## DIRECTIVE
Can you write out the records from the first line through the line with "376, 450, 392)", swapping "function-row" for "call-row" wherever it appears and leaving everything else unchanged?

## DATASET RECORDS
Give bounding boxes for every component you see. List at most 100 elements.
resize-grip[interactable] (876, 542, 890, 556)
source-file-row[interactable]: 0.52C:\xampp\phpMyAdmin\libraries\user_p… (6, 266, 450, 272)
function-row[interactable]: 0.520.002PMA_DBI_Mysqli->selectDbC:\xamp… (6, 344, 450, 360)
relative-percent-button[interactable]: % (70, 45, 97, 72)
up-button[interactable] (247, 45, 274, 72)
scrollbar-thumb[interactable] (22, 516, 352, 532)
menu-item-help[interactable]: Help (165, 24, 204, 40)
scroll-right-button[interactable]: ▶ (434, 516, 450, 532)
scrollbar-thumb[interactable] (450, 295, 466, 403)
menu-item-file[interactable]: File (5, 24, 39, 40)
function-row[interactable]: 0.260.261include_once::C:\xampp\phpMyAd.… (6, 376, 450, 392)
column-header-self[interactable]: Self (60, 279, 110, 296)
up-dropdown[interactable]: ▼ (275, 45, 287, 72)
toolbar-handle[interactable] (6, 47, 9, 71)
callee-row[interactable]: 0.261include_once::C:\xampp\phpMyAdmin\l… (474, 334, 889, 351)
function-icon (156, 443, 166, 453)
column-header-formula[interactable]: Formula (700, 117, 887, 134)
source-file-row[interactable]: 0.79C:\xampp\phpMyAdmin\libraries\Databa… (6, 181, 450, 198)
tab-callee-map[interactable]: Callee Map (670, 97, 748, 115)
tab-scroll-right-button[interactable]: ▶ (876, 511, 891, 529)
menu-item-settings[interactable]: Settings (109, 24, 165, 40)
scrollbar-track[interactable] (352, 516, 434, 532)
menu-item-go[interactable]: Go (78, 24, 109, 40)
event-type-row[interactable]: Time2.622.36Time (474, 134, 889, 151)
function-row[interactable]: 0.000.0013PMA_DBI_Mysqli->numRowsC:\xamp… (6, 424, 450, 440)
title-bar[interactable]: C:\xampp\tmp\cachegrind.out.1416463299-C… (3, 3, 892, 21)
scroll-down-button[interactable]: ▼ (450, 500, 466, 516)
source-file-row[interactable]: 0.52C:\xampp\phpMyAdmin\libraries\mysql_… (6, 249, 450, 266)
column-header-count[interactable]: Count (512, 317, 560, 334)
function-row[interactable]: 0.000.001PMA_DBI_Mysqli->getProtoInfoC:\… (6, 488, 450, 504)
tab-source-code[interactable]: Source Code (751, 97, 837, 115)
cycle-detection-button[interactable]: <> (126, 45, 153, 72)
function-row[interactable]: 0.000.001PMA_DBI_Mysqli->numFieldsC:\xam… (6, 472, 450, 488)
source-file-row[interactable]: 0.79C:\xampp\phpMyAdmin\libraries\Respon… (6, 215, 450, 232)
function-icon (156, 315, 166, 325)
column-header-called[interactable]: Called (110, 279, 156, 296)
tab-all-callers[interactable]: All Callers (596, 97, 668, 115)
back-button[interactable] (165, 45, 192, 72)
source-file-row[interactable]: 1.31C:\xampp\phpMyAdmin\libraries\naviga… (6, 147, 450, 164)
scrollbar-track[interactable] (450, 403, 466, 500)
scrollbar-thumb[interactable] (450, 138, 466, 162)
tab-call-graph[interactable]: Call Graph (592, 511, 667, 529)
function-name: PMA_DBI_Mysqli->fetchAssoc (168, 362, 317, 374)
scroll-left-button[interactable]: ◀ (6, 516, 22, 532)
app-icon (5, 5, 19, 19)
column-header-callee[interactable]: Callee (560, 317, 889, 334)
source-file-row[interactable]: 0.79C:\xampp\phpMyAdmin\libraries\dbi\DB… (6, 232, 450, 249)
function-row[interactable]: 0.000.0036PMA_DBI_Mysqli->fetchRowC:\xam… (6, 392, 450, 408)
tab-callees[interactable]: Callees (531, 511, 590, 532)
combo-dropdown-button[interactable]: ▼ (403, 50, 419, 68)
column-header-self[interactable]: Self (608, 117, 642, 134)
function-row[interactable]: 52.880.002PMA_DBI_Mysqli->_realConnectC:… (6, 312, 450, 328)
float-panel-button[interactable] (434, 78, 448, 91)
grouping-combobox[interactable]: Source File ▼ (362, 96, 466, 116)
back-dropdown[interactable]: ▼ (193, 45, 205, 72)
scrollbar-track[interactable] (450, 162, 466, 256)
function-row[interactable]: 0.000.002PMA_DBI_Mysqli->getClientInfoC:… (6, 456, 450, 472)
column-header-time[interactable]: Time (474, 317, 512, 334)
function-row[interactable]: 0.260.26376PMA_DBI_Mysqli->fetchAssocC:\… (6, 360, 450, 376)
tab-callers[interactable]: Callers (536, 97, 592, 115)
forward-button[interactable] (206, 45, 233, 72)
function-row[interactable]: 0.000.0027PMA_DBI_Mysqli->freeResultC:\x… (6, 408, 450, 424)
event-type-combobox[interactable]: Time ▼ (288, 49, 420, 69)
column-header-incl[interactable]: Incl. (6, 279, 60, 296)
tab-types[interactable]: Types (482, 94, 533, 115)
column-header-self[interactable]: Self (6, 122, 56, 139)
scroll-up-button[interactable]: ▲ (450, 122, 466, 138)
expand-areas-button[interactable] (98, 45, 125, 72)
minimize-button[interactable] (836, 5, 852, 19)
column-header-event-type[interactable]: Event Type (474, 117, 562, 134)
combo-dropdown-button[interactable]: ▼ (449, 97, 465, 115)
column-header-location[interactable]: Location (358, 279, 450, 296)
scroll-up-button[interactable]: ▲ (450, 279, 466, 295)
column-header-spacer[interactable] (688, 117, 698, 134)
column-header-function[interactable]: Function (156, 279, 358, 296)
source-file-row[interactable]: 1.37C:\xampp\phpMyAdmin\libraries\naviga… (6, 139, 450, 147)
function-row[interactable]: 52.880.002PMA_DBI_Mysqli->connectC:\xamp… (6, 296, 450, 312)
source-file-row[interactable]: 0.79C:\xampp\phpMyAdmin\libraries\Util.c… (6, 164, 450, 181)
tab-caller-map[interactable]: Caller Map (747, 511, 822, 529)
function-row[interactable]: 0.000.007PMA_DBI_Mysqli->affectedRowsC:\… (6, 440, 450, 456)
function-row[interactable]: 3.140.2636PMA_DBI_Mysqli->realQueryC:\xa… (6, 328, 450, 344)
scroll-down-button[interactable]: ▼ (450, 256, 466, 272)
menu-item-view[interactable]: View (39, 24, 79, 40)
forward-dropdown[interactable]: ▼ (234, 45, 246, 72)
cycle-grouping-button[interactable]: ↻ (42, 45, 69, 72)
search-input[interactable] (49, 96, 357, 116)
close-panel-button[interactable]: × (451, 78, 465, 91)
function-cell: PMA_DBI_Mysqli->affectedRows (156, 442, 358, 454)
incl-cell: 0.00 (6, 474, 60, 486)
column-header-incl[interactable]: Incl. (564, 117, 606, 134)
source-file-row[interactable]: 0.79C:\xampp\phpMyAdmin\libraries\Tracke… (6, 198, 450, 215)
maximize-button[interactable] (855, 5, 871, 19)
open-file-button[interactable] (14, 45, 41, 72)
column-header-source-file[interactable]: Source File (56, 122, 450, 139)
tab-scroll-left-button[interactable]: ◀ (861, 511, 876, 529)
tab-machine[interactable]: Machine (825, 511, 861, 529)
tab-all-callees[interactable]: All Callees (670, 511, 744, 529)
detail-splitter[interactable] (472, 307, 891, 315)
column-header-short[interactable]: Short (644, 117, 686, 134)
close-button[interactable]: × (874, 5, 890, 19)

## FULL OUTPUT
Give bounding boxes for every component you see. List at most 100 elements.
resize-grip[interactable] (876, 542, 890, 556)
source-file-row[interactable]: 0.52C:\xampp\phpMyAdmin\libraries\user_p… (6, 266, 450, 272)
call-row[interactable]: 0.520.002PMA_DBI_Mysqli->selectDbC:\xamp… (6, 344, 450, 360)
relative-percent-button[interactable]: % (70, 45, 97, 72)
up-button[interactable] (247, 45, 274, 72)
scrollbar-thumb[interactable] (22, 516, 352, 532)
menu-item-help[interactable]: Help (165, 24, 204, 40)
scroll-right-button[interactable]: ▶ (434, 516, 450, 532)
scrollbar-thumb[interactable] (450, 295, 466, 403)
menu-item-file[interactable]: File (5, 24, 39, 40)
call-row[interactable]: 0.260.261include_once::C:\xampp\phpMyAd.… (6, 376, 450, 392)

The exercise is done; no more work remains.